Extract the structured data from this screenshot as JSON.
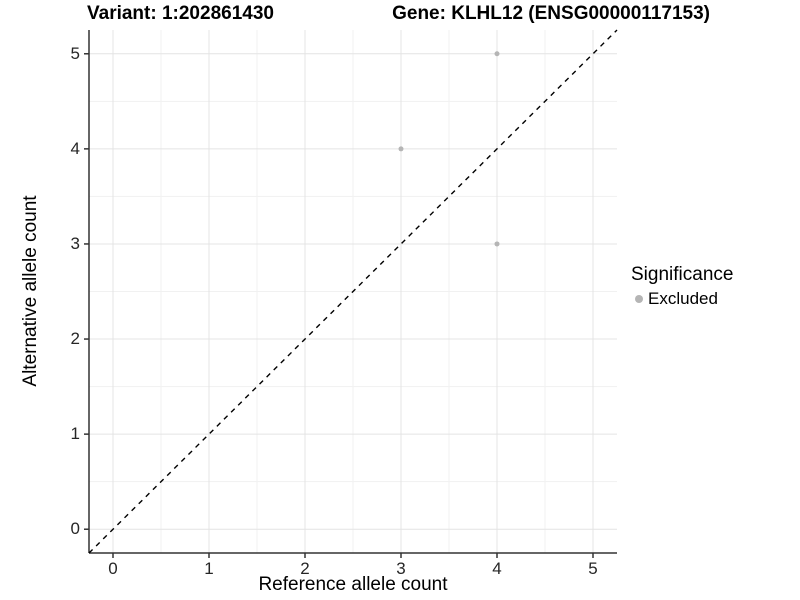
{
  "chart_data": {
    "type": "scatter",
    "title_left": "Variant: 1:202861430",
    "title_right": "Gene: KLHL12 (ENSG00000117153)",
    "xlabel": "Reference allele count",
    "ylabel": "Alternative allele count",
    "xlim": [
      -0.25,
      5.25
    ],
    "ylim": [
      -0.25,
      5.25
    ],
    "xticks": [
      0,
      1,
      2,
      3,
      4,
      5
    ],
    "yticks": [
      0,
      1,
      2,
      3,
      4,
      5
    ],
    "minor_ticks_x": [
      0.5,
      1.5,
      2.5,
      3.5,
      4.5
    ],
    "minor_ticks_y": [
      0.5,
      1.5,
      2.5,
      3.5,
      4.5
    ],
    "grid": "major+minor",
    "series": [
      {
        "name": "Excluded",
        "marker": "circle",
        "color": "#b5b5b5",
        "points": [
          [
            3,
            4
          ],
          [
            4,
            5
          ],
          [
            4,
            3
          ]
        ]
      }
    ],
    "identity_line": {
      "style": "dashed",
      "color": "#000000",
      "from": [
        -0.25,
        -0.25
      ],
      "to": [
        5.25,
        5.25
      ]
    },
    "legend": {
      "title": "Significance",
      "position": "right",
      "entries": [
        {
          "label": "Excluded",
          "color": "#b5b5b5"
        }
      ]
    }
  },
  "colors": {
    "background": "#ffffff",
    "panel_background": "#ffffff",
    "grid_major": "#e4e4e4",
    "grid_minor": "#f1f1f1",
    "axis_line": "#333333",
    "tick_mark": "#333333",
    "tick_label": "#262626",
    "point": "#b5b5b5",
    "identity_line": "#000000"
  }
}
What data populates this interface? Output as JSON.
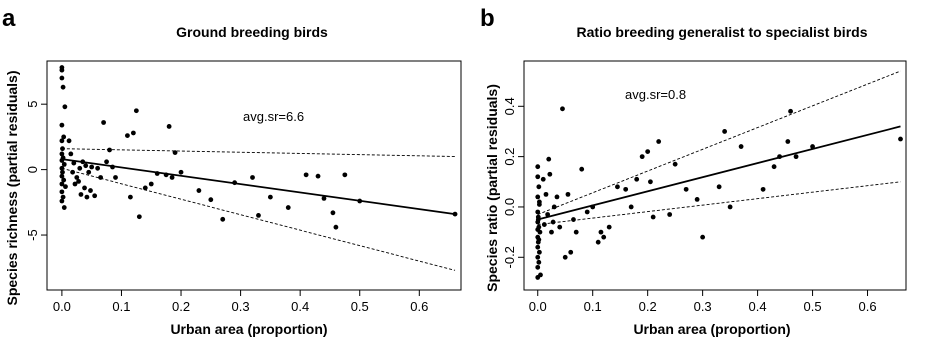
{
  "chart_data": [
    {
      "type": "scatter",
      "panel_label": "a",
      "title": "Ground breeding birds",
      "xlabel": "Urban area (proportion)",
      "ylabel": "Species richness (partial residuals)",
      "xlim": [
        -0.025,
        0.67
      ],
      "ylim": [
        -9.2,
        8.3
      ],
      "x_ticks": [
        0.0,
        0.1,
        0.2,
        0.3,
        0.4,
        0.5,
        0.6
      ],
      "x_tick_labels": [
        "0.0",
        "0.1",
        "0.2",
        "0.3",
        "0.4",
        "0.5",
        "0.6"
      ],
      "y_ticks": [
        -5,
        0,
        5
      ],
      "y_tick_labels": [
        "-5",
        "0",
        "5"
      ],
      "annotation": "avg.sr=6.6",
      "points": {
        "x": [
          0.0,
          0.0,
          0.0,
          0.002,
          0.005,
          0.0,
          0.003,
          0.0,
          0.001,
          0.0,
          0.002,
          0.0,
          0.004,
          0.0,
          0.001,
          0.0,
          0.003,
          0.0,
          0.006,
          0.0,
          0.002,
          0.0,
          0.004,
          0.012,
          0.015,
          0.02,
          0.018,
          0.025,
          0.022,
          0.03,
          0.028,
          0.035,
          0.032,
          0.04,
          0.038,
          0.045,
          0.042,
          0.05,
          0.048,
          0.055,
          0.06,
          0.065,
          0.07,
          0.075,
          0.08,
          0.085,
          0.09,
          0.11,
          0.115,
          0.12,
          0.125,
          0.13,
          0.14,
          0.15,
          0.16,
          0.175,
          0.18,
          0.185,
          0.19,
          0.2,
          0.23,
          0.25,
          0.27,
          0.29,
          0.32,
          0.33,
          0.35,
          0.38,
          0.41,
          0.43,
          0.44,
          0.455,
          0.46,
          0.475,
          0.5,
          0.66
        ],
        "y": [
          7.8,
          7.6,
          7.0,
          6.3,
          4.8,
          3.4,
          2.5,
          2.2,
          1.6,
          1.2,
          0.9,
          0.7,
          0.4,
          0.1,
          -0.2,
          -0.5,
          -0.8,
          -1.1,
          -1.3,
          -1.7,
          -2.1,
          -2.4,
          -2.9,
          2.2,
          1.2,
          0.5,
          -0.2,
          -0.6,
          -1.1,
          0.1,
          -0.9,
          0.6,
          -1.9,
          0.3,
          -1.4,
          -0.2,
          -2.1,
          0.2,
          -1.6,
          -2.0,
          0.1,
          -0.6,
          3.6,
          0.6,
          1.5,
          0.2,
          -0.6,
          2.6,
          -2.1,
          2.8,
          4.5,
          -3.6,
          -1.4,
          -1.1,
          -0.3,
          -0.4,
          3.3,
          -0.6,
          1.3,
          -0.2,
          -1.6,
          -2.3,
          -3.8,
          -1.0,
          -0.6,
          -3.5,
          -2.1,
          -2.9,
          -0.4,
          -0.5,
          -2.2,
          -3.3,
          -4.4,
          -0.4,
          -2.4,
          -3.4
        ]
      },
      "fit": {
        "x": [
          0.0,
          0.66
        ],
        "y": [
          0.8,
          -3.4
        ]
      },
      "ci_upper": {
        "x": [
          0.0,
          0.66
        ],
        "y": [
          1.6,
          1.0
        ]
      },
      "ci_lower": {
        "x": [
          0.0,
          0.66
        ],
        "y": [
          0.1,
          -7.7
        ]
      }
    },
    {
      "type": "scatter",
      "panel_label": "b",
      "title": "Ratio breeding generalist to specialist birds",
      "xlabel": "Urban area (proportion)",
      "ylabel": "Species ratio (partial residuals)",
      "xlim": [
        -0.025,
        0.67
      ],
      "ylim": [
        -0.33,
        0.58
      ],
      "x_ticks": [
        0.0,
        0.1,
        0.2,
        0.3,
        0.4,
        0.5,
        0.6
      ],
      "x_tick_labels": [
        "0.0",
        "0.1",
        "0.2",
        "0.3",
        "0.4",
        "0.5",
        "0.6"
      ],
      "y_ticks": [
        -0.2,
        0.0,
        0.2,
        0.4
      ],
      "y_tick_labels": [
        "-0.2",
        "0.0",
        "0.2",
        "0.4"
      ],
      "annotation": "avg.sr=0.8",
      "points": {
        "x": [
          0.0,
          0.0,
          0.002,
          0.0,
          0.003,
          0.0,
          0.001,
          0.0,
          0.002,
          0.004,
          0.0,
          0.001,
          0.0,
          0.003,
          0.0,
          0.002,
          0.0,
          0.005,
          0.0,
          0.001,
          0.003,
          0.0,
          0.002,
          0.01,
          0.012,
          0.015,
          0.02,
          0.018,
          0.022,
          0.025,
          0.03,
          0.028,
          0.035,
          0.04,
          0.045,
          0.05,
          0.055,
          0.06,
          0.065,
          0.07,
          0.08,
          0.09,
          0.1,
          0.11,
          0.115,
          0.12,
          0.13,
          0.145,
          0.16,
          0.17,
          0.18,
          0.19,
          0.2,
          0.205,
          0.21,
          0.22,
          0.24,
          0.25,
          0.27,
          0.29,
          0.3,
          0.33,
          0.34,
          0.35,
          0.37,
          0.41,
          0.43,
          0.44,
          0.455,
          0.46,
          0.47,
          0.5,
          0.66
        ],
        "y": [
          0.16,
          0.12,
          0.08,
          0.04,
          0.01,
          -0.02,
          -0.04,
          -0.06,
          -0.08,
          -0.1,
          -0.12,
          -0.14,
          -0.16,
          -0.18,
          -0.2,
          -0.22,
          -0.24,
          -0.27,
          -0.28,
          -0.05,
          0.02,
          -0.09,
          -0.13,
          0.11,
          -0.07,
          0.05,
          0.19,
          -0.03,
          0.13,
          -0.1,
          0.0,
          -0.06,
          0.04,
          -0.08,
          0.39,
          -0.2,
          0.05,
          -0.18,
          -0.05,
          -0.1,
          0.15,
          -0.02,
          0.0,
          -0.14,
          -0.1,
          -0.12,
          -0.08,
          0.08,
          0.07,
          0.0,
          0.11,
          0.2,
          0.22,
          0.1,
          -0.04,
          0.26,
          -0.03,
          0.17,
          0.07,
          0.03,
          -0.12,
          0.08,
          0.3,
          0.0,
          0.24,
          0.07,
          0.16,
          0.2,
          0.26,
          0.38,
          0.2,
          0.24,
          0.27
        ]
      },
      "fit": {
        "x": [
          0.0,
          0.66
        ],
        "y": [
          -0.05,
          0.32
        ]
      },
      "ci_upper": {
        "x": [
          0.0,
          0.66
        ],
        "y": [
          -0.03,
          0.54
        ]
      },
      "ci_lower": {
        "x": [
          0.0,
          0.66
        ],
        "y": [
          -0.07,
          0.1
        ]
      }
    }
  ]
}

****

## [Aim of the task]
Copy in full each line that holds the word "this".

## [Solved exercise]
Extract the structured data from this screenshot as JSON.
What data populates this interface? Output as JSON.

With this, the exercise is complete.